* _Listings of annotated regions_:
===
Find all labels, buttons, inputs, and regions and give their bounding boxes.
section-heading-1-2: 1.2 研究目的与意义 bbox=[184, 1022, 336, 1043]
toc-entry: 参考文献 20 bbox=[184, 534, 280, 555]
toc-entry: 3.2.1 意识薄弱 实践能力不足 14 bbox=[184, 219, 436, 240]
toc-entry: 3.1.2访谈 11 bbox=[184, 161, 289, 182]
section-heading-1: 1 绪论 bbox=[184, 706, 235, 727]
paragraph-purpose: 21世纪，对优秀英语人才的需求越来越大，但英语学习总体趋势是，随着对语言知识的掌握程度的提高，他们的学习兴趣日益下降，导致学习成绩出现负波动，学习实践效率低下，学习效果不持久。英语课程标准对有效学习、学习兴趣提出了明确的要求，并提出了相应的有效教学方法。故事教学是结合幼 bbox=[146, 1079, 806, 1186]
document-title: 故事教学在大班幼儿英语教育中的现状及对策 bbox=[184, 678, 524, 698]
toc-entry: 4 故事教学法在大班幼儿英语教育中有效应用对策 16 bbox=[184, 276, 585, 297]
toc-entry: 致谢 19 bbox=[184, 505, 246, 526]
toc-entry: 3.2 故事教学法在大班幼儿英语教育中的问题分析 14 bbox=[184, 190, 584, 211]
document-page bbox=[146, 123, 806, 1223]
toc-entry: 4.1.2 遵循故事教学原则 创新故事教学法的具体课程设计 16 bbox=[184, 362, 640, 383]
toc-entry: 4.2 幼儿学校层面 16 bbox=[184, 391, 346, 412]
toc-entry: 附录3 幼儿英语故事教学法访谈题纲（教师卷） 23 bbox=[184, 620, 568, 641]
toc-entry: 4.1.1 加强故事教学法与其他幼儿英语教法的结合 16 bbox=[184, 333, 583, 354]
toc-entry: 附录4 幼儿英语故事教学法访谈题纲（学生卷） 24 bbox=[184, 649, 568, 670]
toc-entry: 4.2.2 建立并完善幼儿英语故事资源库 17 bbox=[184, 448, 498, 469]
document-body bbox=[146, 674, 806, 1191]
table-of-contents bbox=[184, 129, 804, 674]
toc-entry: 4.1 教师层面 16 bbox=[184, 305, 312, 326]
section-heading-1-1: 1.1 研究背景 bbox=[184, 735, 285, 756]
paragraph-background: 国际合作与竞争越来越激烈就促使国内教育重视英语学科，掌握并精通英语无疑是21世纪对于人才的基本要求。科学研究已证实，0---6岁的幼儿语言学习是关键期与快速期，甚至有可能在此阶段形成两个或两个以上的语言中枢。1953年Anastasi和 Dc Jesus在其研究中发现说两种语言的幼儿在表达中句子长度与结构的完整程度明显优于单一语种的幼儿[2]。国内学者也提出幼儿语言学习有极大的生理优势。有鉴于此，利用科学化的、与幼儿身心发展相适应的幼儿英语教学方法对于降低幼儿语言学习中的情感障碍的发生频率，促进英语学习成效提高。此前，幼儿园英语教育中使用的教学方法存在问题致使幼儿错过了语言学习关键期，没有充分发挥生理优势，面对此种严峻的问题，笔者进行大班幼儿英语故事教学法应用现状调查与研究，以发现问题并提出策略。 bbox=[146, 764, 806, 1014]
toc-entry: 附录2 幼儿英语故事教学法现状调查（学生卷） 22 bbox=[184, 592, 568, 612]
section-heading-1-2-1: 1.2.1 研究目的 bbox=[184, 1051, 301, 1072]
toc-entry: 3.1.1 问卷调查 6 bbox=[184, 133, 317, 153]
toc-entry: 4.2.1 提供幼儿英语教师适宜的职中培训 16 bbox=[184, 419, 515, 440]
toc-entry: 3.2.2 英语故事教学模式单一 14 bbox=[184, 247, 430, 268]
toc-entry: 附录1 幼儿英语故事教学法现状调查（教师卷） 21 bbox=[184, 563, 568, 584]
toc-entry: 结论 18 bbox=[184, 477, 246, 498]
===
* _THE PROBLEM_: Reproduce every line of the listing above word for word, without changing anything.

* _EXERCISE ANSWER_:
Find all labels, buttons, inputs, and regions and give their bounding boxes.
section-heading-1-2: 1.2 研究目的与意义 bbox=[184, 1022, 336, 1043]
toc-entry: 参考文献 20 bbox=[184, 534, 280, 555]
toc-entry: 3.2.1 意识薄弱 实践能力不足 14 bbox=[184, 219, 436, 240]
toc-entry: 3.1.2访谈 11 bbox=[184, 161, 289, 182]
section-heading-1: 1 绪论 bbox=[184, 706, 235, 727]
paragraph-purpose: 21世纪，对优秀英语人才的需求越来越大，但英语学习总体趋势是，随着对语言知识的掌握程度的提高，他们的学习兴趣日益下降，导致学习成绩出现负波动，学习实践效率低下，学习效果不持久。英语课程标准对有效学习、学习兴趣提出了明确的要求，并提出了相应的有效教学方法。故事教学是结合幼 bbox=[146, 1079, 806, 1186]
document-title: 故事教学在大班幼儿英语教育中的现状及对策 bbox=[184, 678, 524, 698]
toc-entry: 4 故事教学法在大班幼儿英语教育中有效应用对策 16 bbox=[184, 276, 585, 297]
toc-entry: 致谢 19 bbox=[184, 505, 246, 526]
toc-entry: 3.2 故事教学法在大班幼儿英语教育中的问题分析 14 bbox=[184, 190, 584, 211]
document-page bbox=[146, 123, 806, 1223]
toc-entry: 4.1.2 遵循故事教学原则 创新故事教学法的具体课程设计 16 bbox=[184, 362, 640, 383]
toc-entry: 4.2 幼儿学校层面 16 bbox=[184, 391, 346, 412]
toc-entry: 附录3 幼儿英语故事教学法访谈题纲（教师卷） 23 bbox=[184, 620, 568, 641]
toc-entry: 4.1.1 加强故事教学法与其他幼儿英语教法的结合 16 bbox=[184, 333, 583, 354]
toc-entry: 附录4 幼儿英语故事教学法访谈题纲（学生卷） 24 bbox=[184, 649, 568, 670]
toc-entry: 4.2.2 建立并完善幼儿英语故事资源库 17 bbox=[184, 448, 498, 469]
document-body bbox=[146, 674, 806, 1191]
table-of-contents bbox=[184, 129, 804, 674]
toc-entry: 4.1 教师层面 16 bbox=[184, 305, 312, 326]
section-heading-1-1: 1.1 研究背景 bbox=[184, 735, 285, 756]
paragraph-background: 国际合作与竞争越来越激烈就促使国内教育重视英语学科，掌握并精通英语无疑是21世纪对于人才的基本要求。科学研究已证实，0---6岁的幼儿语言学习是关键期与快速期，甚至有可能在此阶段形成两个或两个以上的语言中枢。1953年Anastasi和 Dc Jesus在其研究中发现说两种语言的幼儿在表达中句子长度与结构的完整程度明显优于单一语种的幼儿[2]。国内学者也提出幼儿语言学习有极大的生理优势。有鉴于此，利用科学化的、与幼儿身心发展相适应的幼儿英语教学方法对于降低幼儿语言学习中的情感障碍的发生频率，促进英语学习成效提高。此前，幼儿园英语教育中使用的教学方法存在问题致使幼儿错过了语言学习关键期，没有充分发挥生理优势，面对此种严峻的问题，笔者进行大班幼儿英语故事教学法应用现状调查与研究，以发现问题并提出策略。 bbox=[146, 764, 806, 1014]
toc-entry: 附录2 幼儿英语故事教学法现状调查（学生卷） 22 bbox=[184, 592, 568, 612]
section-heading-1-2-1: 1.2.1 研究目的 bbox=[184, 1051, 301, 1072]
toc-entry: 3.1.1 问卷调查 6 bbox=[184, 133, 317, 153]
toc-entry: 4.2.1 提供幼儿英语教师适宜的职中培训 16 bbox=[184, 419, 515, 440]
toc-entry: 3.2.2 英语故事教学模式单一 14 bbox=[184, 247, 430, 268]
toc-entry: 附录1 幼儿英语故事教学法现状调查（教师卷） 21 bbox=[184, 563, 568, 584]
toc-entry: 结论 18 bbox=[184, 477, 246, 498]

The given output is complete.